◆ Exercise aim ◆
Retype the listing below line for line, changing nothing.

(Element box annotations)
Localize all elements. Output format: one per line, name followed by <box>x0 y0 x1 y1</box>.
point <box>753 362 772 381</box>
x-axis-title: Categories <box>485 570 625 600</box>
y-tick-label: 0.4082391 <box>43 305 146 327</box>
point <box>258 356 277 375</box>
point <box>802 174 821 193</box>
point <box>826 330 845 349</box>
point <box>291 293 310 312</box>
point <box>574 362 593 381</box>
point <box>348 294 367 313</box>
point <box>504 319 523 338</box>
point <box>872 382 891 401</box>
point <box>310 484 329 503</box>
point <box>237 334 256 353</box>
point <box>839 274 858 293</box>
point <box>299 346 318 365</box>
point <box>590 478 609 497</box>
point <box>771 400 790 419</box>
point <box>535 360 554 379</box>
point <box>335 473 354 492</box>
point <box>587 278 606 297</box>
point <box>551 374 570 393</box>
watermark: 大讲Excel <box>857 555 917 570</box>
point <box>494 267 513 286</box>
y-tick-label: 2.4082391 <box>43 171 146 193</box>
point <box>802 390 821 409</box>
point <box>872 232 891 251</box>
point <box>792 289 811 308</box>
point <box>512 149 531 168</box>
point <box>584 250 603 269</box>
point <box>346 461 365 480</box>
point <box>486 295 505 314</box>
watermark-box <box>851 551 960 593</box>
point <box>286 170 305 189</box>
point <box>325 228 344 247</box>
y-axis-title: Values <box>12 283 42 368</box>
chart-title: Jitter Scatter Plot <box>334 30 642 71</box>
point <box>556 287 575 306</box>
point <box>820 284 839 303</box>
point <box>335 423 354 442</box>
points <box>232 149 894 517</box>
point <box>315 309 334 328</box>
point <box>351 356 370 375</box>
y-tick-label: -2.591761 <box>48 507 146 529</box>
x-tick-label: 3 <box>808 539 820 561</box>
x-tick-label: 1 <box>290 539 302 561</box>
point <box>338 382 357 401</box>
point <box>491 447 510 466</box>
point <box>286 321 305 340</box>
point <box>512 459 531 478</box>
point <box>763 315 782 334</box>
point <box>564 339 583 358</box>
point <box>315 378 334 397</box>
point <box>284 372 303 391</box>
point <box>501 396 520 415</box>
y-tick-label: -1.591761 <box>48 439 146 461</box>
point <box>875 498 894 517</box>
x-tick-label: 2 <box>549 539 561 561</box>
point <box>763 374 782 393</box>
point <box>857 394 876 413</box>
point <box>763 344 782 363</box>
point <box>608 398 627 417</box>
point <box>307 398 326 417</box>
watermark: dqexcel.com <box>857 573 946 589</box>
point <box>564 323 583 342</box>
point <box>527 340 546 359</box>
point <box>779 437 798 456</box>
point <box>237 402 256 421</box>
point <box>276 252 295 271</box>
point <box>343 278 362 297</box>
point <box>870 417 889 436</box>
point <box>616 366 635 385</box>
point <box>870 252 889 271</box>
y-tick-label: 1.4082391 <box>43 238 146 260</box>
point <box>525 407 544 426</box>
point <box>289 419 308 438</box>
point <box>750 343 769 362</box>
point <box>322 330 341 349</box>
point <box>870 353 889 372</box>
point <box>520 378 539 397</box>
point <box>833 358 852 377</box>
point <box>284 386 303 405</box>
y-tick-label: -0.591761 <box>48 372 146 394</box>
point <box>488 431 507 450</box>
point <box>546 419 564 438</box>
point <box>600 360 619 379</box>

◆ Output of the task ◆
Localize all elements. Output format: one per line, name followed by <box>x0 y0 x1 y1</box>.
point <box>753 362 772 381</box>
x-axis-title: Categories <box>485 570 625 600</box>
y-tick-label: 0.4082391 <box>43 305 146 327</box>
point <box>258 356 277 375</box>
point <box>802 174 821 193</box>
point <box>826 330 845 349</box>
point <box>291 293 310 312</box>
point <box>574 362 593 381</box>
point <box>348 294 367 313</box>
point <box>504 319 523 338</box>
point <box>872 382 891 401</box>
point <box>310 484 329 503</box>
point <box>237 334 256 353</box>
point <box>839 274 858 293</box>
point <box>299 346 318 365</box>
point <box>590 478 609 497</box>
point <box>771 400 790 419</box>
point <box>535 360 554 379</box>
point <box>335 473 354 492</box>
point <box>587 278 606 297</box>
point <box>551 374 570 393</box>
watermark: 大讲Excel <box>857 555 917 570</box>
point <box>494 267 513 286</box>
y-tick-label: 2.4082391 <box>43 171 146 193</box>
point <box>802 390 821 409</box>
point <box>872 232 891 251</box>
point <box>792 289 811 308</box>
point <box>512 149 531 168</box>
point <box>584 250 603 269</box>
point <box>346 461 365 480</box>
point <box>486 295 505 314</box>
watermark-box <box>851 551 960 593</box>
point <box>286 170 305 189</box>
point <box>325 228 344 247</box>
y-axis-title: Values <box>12 283 42 368</box>
chart-title: Jitter Scatter Plot <box>334 30 642 71</box>
point <box>556 287 575 306</box>
point <box>820 284 839 303</box>
point <box>335 423 354 442</box>
points <box>232 149 894 517</box>
point <box>315 309 334 328</box>
point <box>351 356 370 375</box>
y-tick-label: -2.591761 <box>48 507 146 529</box>
x-tick-label: 3 <box>808 539 820 561</box>
x-tick-label: 1 <box>290 539 302 561</box>
point <box>338 382 357 401</box>
point <box>491 447 510 466</box>
point <box>286 321 305 340</box>
point <box>512 459 531 478</box>
point <box>763 315 782 334</box>
point <box>564 339 583 358</box>
point <box>315 378 334 397</box>
point <box>284 372 303 391</box>
point <box>501 396 520 415</box>
y-tick-label: -1.591761 <box>48 439 146 461</box>
point <box>875 498 894 517</box>
x-tick-label: 2 <box>549 539 561 561</box>
point <box>763 374 782 393</box>
point <box>857 394 876 413</box>
point <box>763 344 782 363</box>
point <box>608 398 627 417</box>
point <box>307 398 326 417</box>
watermark: dqexcel.com <box>857 573 946 589</box>
point <box>564 323 583 342</box>
point <box>527 340 546 359</box>
point <box>779 437 798 456</box>
point <box>237 402 256 421</box>
point <box>276 252 295 271</box>
point <box>343 278 362 297</box>
point <box>870 417 889 436</box>
point <box>616 366 635 385</box>
point <box>870 252 889 271</box>
y-tick-label: 1.4082391 <box>43 238 146 260</box>
point <box>525 407 544 426</box>
point <box>289 419 308 438</box>
point <box>750 343 769 362</box>
point <box>322 330 341 349</box>
point <box>870 353 889 372</box>
point <box>520 378 539 397</box>
point <box>833 358 852 377</box>
point <box>284 386 303 405</box>
y-tick-label: -0.591761 <box>48 372 146 394</box>
point <box>488 431 507 450</box>
point <box>546 419 564 438</box>
point <box>600 360 619 379</box>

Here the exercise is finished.